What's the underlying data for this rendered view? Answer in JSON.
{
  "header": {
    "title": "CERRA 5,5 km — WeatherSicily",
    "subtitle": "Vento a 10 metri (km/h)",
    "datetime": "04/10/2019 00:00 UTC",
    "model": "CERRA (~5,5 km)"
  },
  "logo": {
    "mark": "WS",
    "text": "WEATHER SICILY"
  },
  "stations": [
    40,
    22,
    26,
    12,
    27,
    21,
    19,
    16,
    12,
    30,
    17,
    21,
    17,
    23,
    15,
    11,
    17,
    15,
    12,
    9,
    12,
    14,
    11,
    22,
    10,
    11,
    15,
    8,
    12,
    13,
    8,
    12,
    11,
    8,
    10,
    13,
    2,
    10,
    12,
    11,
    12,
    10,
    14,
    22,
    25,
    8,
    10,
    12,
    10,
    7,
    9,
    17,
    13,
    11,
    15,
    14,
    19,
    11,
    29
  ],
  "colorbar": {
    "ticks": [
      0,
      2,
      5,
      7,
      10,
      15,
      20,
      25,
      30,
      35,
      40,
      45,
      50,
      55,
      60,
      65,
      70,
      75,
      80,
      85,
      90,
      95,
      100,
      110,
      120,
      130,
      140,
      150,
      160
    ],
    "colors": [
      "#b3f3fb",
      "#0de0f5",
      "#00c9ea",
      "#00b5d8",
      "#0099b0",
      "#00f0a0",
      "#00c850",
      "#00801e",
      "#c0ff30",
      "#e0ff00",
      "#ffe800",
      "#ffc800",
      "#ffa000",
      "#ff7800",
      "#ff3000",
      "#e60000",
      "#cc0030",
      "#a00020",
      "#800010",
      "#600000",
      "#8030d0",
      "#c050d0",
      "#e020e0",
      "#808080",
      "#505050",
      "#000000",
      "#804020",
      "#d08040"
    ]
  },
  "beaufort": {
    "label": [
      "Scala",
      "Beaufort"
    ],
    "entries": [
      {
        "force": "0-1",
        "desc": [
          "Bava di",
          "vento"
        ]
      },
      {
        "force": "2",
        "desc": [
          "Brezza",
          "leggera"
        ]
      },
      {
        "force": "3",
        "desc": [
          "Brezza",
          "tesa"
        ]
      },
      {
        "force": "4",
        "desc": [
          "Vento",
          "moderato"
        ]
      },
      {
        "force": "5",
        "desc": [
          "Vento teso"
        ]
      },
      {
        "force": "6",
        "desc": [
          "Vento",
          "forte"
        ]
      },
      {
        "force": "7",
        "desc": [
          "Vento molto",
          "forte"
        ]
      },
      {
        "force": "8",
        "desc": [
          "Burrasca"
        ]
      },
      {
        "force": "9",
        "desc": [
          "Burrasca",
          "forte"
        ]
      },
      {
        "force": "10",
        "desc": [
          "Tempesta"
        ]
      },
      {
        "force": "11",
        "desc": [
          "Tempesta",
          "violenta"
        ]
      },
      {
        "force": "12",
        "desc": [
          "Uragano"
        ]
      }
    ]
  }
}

_EXERCISE_
Reproduce the complete data exactly as presented above.

_EXERCISE OUTPUT_
What's the underlying data for this rendered view? Answer in JSON.
{
  "header": {
    "title": "CERRA 5,5 km — WeatherSicily",
    "subtitle": "Vento a 10 metri (km/h)",
    "datetime": "04/10/2019 00:00 UTC",
    "model": "CERRA (~5,5 km)"
  },
  "logo": {
    "mark": "WS",
    "text": "WEATHER SICILY"
  },
  "stations": [
    40,
    22,
    26,
    12,
    27,
    21,
    19,
    16,
    12,
    30,
    17,
    21,
    17,
    23,
    15,
    11,
    17,
    15,
    12,
    9,
    12,
    14,
    11,
    22,
    10,
    11,
    15,
    8,
    12,
    13,
    8,
    12,
    11,
    8,
    10,
    13,
    2,
    10,
    12,
    11,
    12,
    10,
    14,
    22,
    25,
    8,
    10,
    12,
    10,
    7,
    9,
    17,
    13,
    11,
    15,
    14,
    19,
    11,
    29
  ],
  "colorbar": {
    "ticks": [
      0,
      2,
      5,
      7,
      10,
      15,
      20,
      25,
      30,
      35,
      40,
      45,
      50,
      55,
      60,
      65,
      70,
      75,
      80,
      85,
      90,
      95,
      100,
      110,
      120,
      130,
      140,
      150,
      160
    ],
    "colors": [
      "#b3f3fb",
      "#0de0f5",
      "#00c9ea",
      "#00b5d8",
      "#0099b0",
      "#00f0a0",
      "#00c850",
      "#00801e",
      "#c0ff30",
      "#e0ff00",
      "#ffe800",
      "#ffc800",
      "#ffa000",
      "#ff7800",
      "#ff3000",
      "#e60000",
      "#cc0030",
      "#a00020",
      "#800010",
      "#600000",
      "#8030d0",
      "#c050d0",
      "#e020e0",
      "#808080",
      "#505050",
      "#000000",
      "#804020",
      "#d08040"
    ]
  },
  "beaufort": {
    "label": [
      "Scala",
      "Beaufort"
    ],
    "entries": [
      {
        "force": "0-1",
        "desc": [
          "Bava di",
          "vento"
        ]
      },
      {
        "force": "2",
        "desc": [
          "Brezza",
          "leggera"
        ]
      },
      {
        "force": "3",
        "desc": [
          "Brezza",
          "tesa"
        ]
      },
      {
        "force": "4",
        "desc": [
          "Vento",
          "moderato"
        ]
      },
      {
        "force": "5",
        "desc": [
          "Vento teso"
        ]
      },
      {
        "force": "6",
        "desc": [
          "Vento",
          "forte"
        ]
      },
      {
        "force": "7",
        "desc": [
          "Vento molto",
          "forte"
        ]
      },
      {
        "force": "8",
        "desc": [
          "Burrasca"
        ]
      },
      {
        "force": "9",
        "desc": [
          "Burrasca",
          "forte"
        ]
      },
      {
        "force": "10",
        "desc": [
          "Tempesta"
        ]
      },
      {
        "force": "11",
        "desc": [
          "Tempesta",
          "violenta"
        ]
      },
      {
        "force": "12",
        "desc": [
          "Uragano"
        ]
      }
    ]
  }
}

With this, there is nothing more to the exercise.